═════ Input data

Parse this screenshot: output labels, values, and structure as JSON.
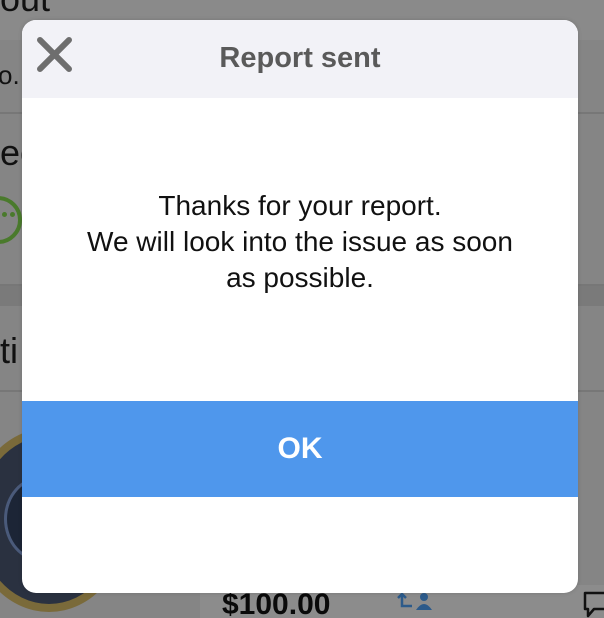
{
  "background": {
    "top_fragment": "out",
    "row1_fragment": "o.",
    "row2_fragment": "ec",
    "row3_fragment": "ti",
    "price": "$100.00",
    "icons": {
      "smiley": "smiley-icon",
      "medal": "badge-image",
      "share": "share-user-icon",
      "chat": "chat-bubble-icon"
    },
    "colors": {
      "smiley": "#4a7a2c",
      "dim_overlay": "#8a8a8a"
    }
  },
  "dialog": {
    "title": "Report sent",
    "close_icon": "close-icon",
    "message_lines": [
      "Thanks for your report.",
      "We will look into the issue as soon",
      "as possible."
    ],
    "ok_label": "OK",
    "colors": {
      "header_bg": "#f2f2f7",
      "title_text": "#5a5a5a",
      "close_icon": "#6e6e6e",
      "ok_button_bg": "#4f97ec",
      "ok_button_text": "#ffffff"
    }
  }
}
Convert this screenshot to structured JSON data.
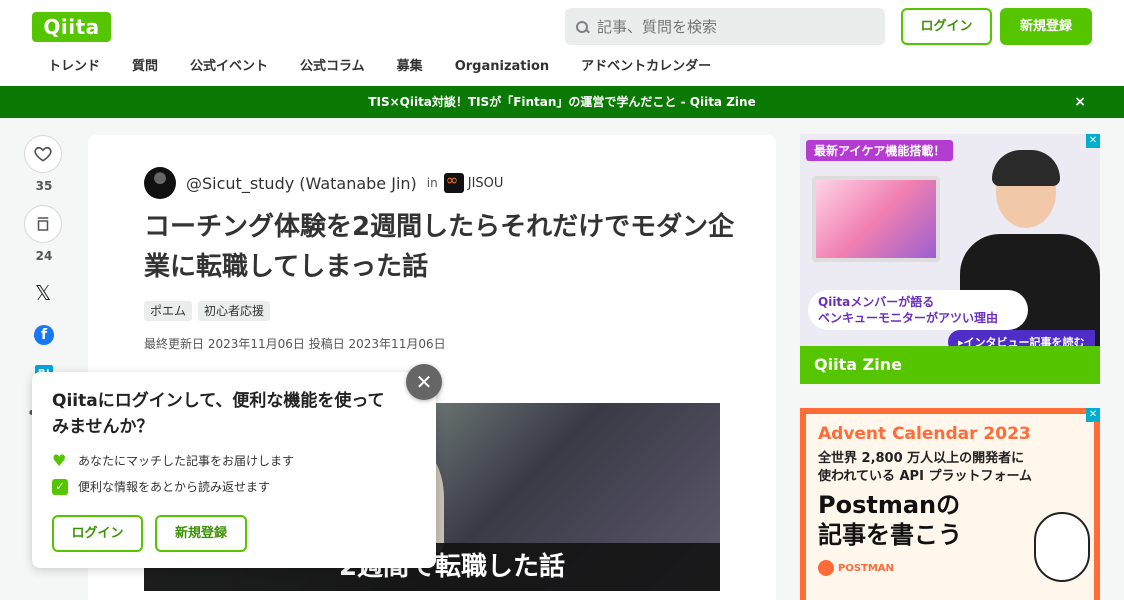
{
  "header": {
    "logo": "Qiita",
    "search_placeholder": "記事、質問を検索",
    "login_label": "ログイン",
    "signup_label": "新規登録",
    "nav": [
      "トレンド",
      "質問",
      "公式イベント",
      "公式コラム",
      "募集",
      "Organization",
      "アドベントカレンダー"
    ]
  },
  "banner": {
    "text": "TIS×Qiita対談！TISが「Fintan」の運営で学んだこと - Qiita Zine",
    "close": "×"
  },
  "actions": {
    "likes": "35",
    "stocks": "24"
  },
  "article": {
    "author": "@Sicut_study (Watanabe Jin)",
    "in_label": "in",
    "organization": "JISOU",
    "title": "コーチング体験を2週間したらそれだけでモダン企業に転職してしまった話",
    "tags": [
      "ポエム",
      "初心者応援"
    ],
    "dates": "最終更新日 2023年11月06日  投稿日 2023年11月06日",
    "hero_caption": "2週間で転職した話"
  },
  "popup": {
    "title": "Qiitaにログインして、便利な機能を使ってみませんか？",
    "benefits": [
      "あなたにマッチした記事をお届けします",
      "便利な情報をあとから読み返せます"
    ],
    "login_label": "ログイン",
    "signup_label": "新規登録",
    "close": "✕"
  },
  "ads": {
    "ad1_badge": "最新アイケア機能搭載！",
    "ad1_bubble_1": "Qiitaメンバーが語る",
    "ad1_bubble_2": "ベンキューモニターがアツい理由",
    "ad1_cta": "▸インタビュー記事を読む",
    "ad1_footer": "Qiita Zine",
    "ad2_title": "Advent Calendar 2023",
    "ad2_sub_1": "全世界 2,800 万人以上の開発者に",
    "ad2_sub_2": "使われている API プラットフォーム",
    "ad2_big_1": "Postmanの",
    "ad2_big_2": "記事を書こう",
    "ad2_brand": "POSTMAN"
  },
  "colors": {
    "brand_green": "#55c500",
    "banner_green": "#0a7a04",
    "postman_orange": "#ff6c37"
  }
}
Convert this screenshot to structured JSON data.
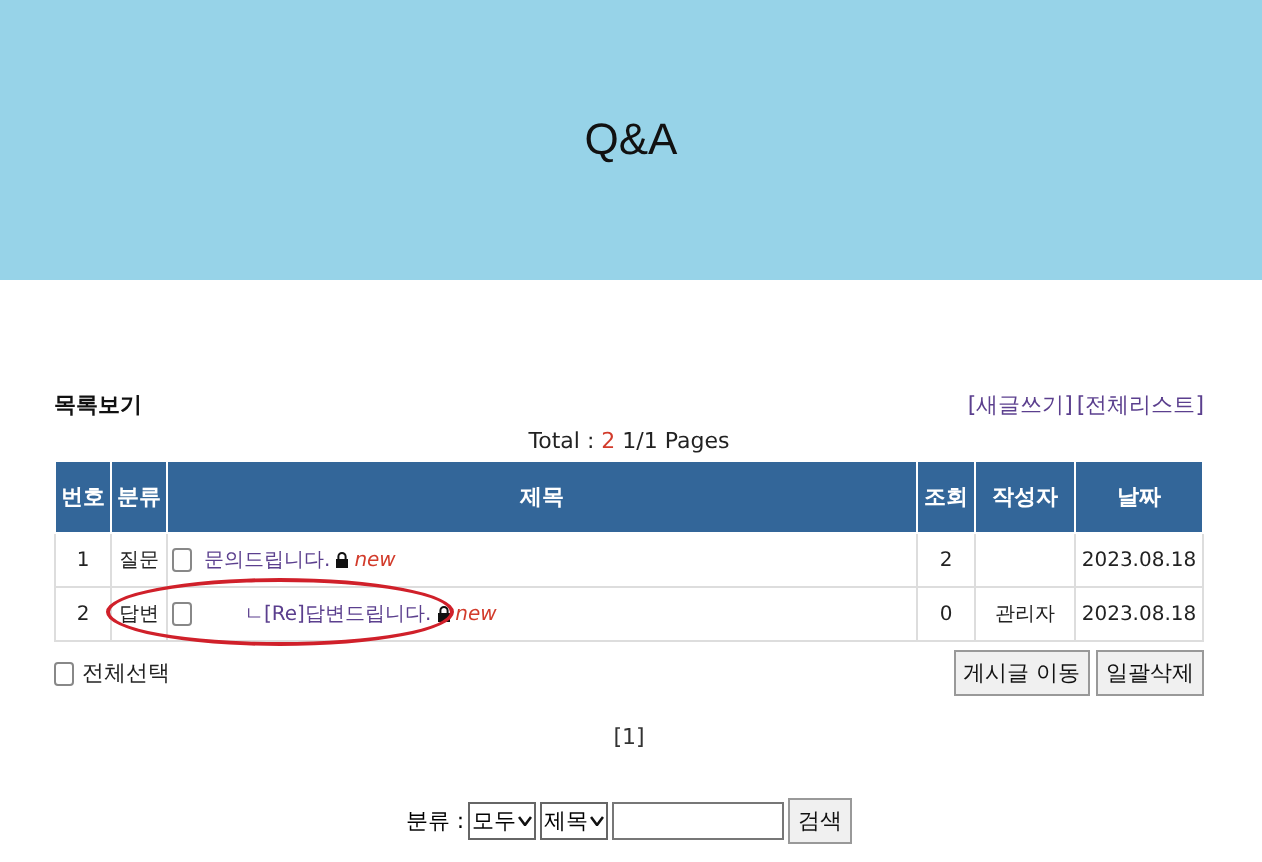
{
  "header": {
    "title": "Q&A"
  },
  "board": {
    "heading": "목록보기",
    "links": [
      "[새글쓰기]",
      "[전체리스트]"
    ],
    "summary": {
      "label": "Total : ",
      "count": "2",
      "pages": " 1/1 Pages"
    },
    "columns": [
      "번호",
      "분류",
      "제목",
      "조회",
      "작성자",
      "날짜"
    ],
    "rows": [
      {
        "number": "1",
        "category": "질문",
        "checked": false,
        "reply": false,
        "title": "문의드립니다.",
        "locked": true,
        "badge": "new",
        "views": "2",
        "author": "",
        "date": "2023.08.18",
        "highlighted": false
      },
      {
        "number": "2",
        "category": "답변",
        "checked": false,
        "reply": true,
        "title": "ㄴ[Re]답변드립니다.",
        "locked": true,
        "badge": "new",
        "views": "0",
        "author": "관리자",
        "date": "2023.08.18",
        "highlighted": true
      }
    ],
    "select_all": {
      "label": "전체선택",
      "checked": false
    },
    "buttons": [
      "게시글 이동",
      "일괄삭제"
    ],
    "pagination": [
      "[1]"
    ]
  },
  "search": {
    "label": "분류 :",
    "category": "모두",
    "field": "제목",
    "button": "검색"
  }
}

══════════

Goal of the exercise
Repeat all the records above exactly, leaving out any pictures.

Written response
Parse this screenshot: output labels, values, and structure as JSON.
{
  "background": {
    "top_fragment": "out",
    "row1_fragment": "o.",
    "row2_fragment": "ec",
    "row3_fragment": "ti",
    "price": "$100.00",
    "icons": {
      "smiley": "smiley-icon",
      "medal": "badge-image",
      "share": "share-user-icon",
      "chat": "chat-bubble-icon"
    },
    "colors": {
      "smiley": "#4a7a2c",
      "dim_overlay": "#8a8a8a"
    }
  },
  "dialog": {
    "title": "Report sent",
    "close_icon": "close-icon",
    "message_lines": [
      "Thanks for your report.",
      "We will look into the issue as soon",
      "as possible."
    ],
    "ok_label": "OK",
    "colors": {
      "header_bg": "#f2f2f7",
      "title_text": "#5a5a5a",
      "close_icon": "#6e6e6e",
      "ok_button_bg": "#4f97ec",
      "ok_button_text": "#ffffff"
    }
  }
}
Convert this screenshot to structured JSON data.
{
  "header": {
    "logo": "Qiita",
    "search_placeholder": "記事、質問を検索",
    "login_label": "ログイン",
    "signup_label": "新規登録",
    "nav": [
      "トレンド",
      "質問",
      "公式イベント",
      "公式コラム",
      "募集",
      "Organization",
      "アドベントカレンダー"
    ]
  },
  "banner": {
    "text": "TIS×Qiita対談！TISが「Fintan」の運営で学んだこと - Qiita Zine",
    "close": "×"
  },
  "actions": {
    "likes": "35",
    "stocks": "24"
  },
  "article": {
    "author": "@Sicut_study (Watanabe Jin)",
    "in_label": "in",
    "organization": "JISOU",
    "title": "コーチング体験を2週間したらそれだけでモダン企業に転職してしまった話",
    "tags": [
      "ポエム",
      "初心者応援"
    ],
    "dates": "最終更新日 2023年11月06日  投稿日 2023年11月06日",
    "hero_caption": "2週間で転職した話"
  },
  "popup": {
    "title": "Qiitaにログインして、便利な機能を使ってみませんか？",
    "benefits": [
      "あなたにマッチした記事をお届けします",
      "便利な情報をあとから読み返せます"
    ],
    "login_label": "ログイン",
    "signup_label": "新規登録",
    "close": "✕"
  },
  "ads": {
    "ad1_badge": "最新アイケア機能搭載！",
    "ad1_bubble_1": "Qiitaメンバーが語る",
    "ad1_bubble_2": "ベンキューモニターがアツい理由",
    "ad1_cta": "▸インタビュー記事を読む",
    "ad1_footer": "Qiita Zine",
    "ad2_title": "Advent Calendar 2023",
    "ad2_sub_1": "全世界 2,800 万人以上の開発者に",
    "ad2_sub_2": "使われている API プラットフォーム",
    "ad2_big_1": "Postmanの",
    "ad2_big_2": "記事を書こう",
    "ad2_brand": "POSTMAN"
  },
  "colors": {
    "brand_green": "#55c500",
    "banner_green": "#0a7a04",
    "postman_orange": "#ff6c37"
  }
}
Convert this screenshot to structured JSON data.
{
  "header": {
    "title": "Q&A"
  },
  "board": {
    "heading": "목록보기",
    "links": [
      "[새글쓰기]",
      "[전체리스트]"
    ],
    "summary": {
      "label": "Total : ",
      "count": "2",
      "pages": " 1/1 Pages"
    },
    "columns": [
      "번호",
      "분류",
      "제목",
      "조회",
      "작성자",
      "날짜"
    ],
    "rows": [
      {
        "number": "1",
        "category": "질문",
        "checked": false,
        "reply": false,
        "title": "문의드립니다.",
        "locked": true,
        "badge": "new",
        "views": "2",
        "author": "",
        "date": "2023.08.18",
        "highlighted": false
      },
      {
        "number": "2",
        "category": "답변",
        "checked": false,
        "reply": true,
        "title": "ㄴ[Re]답변드립니다.",
        "locked": true,
        "badge": "new",
        "views": "0",
        "author": "관리자",
        "date": "2023.08.18",
        "highlighted": true
      }
    ],
    "select_all": {
      "label": "전체선택",
      "checked": false
    },
    "buttons": [
      "게시글 이동",
      "일괄삭제"
    ],
    "pagination": [
      "[1]"
    ]
  },
  "search": {
    "label": "분류 :",
    "category": "모두",
    "field": "제목",
    "button": "검색"
  }
}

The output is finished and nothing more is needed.